→ OBJECTIF
Indiquez combien de lignes de la liste ci-dessous contiennent la chaîne « hatch », en respectant la casse. Donnez uniquement le nombre.

→ LIGNES DE DONNÉES
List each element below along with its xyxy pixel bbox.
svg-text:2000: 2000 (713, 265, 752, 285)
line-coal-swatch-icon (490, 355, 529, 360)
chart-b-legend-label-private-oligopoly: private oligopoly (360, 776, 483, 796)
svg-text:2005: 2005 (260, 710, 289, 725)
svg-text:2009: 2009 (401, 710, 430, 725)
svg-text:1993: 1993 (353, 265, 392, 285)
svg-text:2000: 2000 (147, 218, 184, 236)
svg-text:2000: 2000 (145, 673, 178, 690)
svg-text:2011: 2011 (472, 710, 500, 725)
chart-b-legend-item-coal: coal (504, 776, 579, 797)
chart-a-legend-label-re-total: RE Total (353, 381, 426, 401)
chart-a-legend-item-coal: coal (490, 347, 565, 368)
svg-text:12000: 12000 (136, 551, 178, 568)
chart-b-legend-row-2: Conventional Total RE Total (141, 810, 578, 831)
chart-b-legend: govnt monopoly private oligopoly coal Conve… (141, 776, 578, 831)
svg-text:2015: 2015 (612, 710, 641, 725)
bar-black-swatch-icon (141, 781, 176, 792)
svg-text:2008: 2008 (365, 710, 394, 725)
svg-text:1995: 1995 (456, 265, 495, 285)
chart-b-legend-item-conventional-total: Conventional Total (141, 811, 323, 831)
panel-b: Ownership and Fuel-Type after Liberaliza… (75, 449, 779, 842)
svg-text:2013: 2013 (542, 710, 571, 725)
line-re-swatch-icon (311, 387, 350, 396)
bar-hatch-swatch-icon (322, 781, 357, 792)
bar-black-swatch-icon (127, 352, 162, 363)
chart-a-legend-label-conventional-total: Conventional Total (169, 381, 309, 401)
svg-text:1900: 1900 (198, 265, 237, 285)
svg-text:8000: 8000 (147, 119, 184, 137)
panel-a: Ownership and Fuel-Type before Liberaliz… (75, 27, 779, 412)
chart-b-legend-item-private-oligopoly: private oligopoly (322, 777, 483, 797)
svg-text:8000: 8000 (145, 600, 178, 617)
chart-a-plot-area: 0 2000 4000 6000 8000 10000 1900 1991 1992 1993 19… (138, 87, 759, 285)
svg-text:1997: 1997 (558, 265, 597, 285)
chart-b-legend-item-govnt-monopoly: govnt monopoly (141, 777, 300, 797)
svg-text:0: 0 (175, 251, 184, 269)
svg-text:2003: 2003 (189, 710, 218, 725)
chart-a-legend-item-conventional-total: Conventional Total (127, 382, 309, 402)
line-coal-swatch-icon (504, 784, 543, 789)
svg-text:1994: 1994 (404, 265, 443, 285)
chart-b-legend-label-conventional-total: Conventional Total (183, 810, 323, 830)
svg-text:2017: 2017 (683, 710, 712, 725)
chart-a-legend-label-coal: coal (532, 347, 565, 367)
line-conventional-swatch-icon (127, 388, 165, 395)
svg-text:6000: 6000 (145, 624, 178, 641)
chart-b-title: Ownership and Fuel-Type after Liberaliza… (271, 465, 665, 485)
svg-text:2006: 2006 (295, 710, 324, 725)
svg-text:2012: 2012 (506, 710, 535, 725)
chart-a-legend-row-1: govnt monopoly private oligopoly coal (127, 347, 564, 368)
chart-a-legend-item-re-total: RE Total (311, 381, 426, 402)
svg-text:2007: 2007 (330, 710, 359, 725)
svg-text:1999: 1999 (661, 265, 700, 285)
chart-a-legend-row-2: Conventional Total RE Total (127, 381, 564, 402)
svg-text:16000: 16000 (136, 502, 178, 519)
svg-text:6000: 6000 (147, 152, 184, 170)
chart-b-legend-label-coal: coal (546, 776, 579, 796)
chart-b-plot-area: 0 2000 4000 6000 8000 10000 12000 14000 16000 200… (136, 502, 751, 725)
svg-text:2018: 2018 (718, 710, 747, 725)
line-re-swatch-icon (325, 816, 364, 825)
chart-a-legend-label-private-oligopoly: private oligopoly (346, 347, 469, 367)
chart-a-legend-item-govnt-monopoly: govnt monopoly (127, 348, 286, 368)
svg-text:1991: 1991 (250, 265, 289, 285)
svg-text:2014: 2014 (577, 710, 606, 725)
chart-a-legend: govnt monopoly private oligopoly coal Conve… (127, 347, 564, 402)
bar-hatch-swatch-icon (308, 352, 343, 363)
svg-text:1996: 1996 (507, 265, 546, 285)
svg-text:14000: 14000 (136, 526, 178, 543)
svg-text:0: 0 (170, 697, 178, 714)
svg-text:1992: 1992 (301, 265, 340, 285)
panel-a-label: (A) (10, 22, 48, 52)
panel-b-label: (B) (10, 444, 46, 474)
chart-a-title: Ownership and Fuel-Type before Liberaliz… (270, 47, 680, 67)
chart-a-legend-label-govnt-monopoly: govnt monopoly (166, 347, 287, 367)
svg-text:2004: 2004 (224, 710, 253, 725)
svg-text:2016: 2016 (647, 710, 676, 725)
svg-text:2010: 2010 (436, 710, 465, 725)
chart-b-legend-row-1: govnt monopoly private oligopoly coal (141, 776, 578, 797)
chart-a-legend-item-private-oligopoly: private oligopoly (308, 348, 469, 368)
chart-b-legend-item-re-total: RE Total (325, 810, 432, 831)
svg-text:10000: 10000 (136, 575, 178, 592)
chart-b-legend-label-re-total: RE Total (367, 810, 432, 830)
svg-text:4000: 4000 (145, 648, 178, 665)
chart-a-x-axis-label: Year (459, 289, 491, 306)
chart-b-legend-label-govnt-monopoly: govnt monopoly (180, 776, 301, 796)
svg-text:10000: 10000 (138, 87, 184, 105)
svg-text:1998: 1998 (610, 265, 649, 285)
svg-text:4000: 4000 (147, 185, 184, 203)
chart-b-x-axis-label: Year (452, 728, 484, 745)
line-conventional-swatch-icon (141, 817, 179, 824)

→ RÉPONSE
2